Your instructions
Reproduce all of the material word for word.

Extracted records
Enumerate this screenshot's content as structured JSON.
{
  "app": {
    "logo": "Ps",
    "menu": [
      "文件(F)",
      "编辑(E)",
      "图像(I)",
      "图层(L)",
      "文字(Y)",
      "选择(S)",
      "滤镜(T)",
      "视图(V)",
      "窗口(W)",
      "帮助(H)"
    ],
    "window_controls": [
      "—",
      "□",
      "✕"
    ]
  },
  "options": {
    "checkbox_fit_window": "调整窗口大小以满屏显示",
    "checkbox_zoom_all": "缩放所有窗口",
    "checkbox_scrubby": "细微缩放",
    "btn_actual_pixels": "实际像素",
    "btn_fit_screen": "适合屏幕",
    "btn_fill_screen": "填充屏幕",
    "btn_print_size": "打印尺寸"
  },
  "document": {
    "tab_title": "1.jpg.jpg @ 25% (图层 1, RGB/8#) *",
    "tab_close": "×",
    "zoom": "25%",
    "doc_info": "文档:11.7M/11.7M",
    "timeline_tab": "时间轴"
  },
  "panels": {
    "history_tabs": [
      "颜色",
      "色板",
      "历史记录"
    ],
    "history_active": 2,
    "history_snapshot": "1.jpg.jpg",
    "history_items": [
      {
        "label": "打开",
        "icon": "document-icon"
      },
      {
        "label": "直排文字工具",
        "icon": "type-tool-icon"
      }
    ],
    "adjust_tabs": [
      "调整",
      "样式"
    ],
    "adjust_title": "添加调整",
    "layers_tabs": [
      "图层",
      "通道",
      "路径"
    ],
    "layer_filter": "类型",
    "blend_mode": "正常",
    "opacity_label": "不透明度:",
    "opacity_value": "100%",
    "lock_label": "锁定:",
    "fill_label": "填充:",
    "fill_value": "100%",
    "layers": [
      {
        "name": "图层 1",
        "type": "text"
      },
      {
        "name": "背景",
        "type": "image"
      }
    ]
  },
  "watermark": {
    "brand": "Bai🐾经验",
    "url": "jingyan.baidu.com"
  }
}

Worked answer
Enumerate this screenshot's content as structured JSON.
{
  "app": {
    "logo": "Ps",
    "menu": [
      "文件(F)",
      "编辑(E)",
      "图像(I)",
      "图层(L)",
      "文字(Y)",
      "选择(S)",
      "滤镜(T)",
      "视图(V)",
      "窗口(W)",
      "帮助(H)"
    ],
    "window_controls": [
      "—",
      "□",
      "✕"
    ]
  },
  "options": {
    "checkbox_fit_window": "调整窗口大小以满屏显示",
    "checkbox_zoom_all": "缩放所有窗口",
    "checkbox_scrubby": "细微缩放",
    "btn_actual_pixels": "实际像素",
    "btn_fit_screen": "适合屏幕",
    "btn_fill_screen": "填充屏幕",
    "btn_print_size": "打印尺寸"
  },
  "document": {
    "tab_title": "1.jpg.jpg @ 25% (图层 1, RGB/8#) *",
    "tab_close": "×",
    "zoom": "25%",
    "doc_info": "文档:11.7M/11.7M",
    "timeline_tab": "时间轴"
  },
  "panels": {
    "history_tabs": [
      "颜色",
      "色板",
      "历史记录"
    ],
    "history_active": 2,
    "history_snapshot": "1.jpg.jpg",
    "history_items": [
      {
        "label": "打开",
        "icon": "document-icon"
      },
      {
        "label": "直排文字工具",
        "icon": "type-tool-icon"
      }
    ],
    "adjust_tabs": [
      "调整",
      "样式"
    ],
    "adjust_title": "添加调整",
    "layers_tabs": [
      "图层",
      "通道",
      "路径"
    ],
    "layer_filter": "类型",
    "blend_mode": "正常",
    "opacity_label": "不透明度:",
    "opacity_value": "100%",
    "lock_label": "锁定:",
    "fill_label": "填充:",
    "fill_value": "100%",
    "layers": [
      {
        "name": "图层 1",
        "type": "text"
      },
      {
        "name": "背景",
        "type": "image"
      }
    ]
  },
  "watermark": {
    "brand": "Bai🐾经验",
    "url": "jingyan.baidu.com"
  }
}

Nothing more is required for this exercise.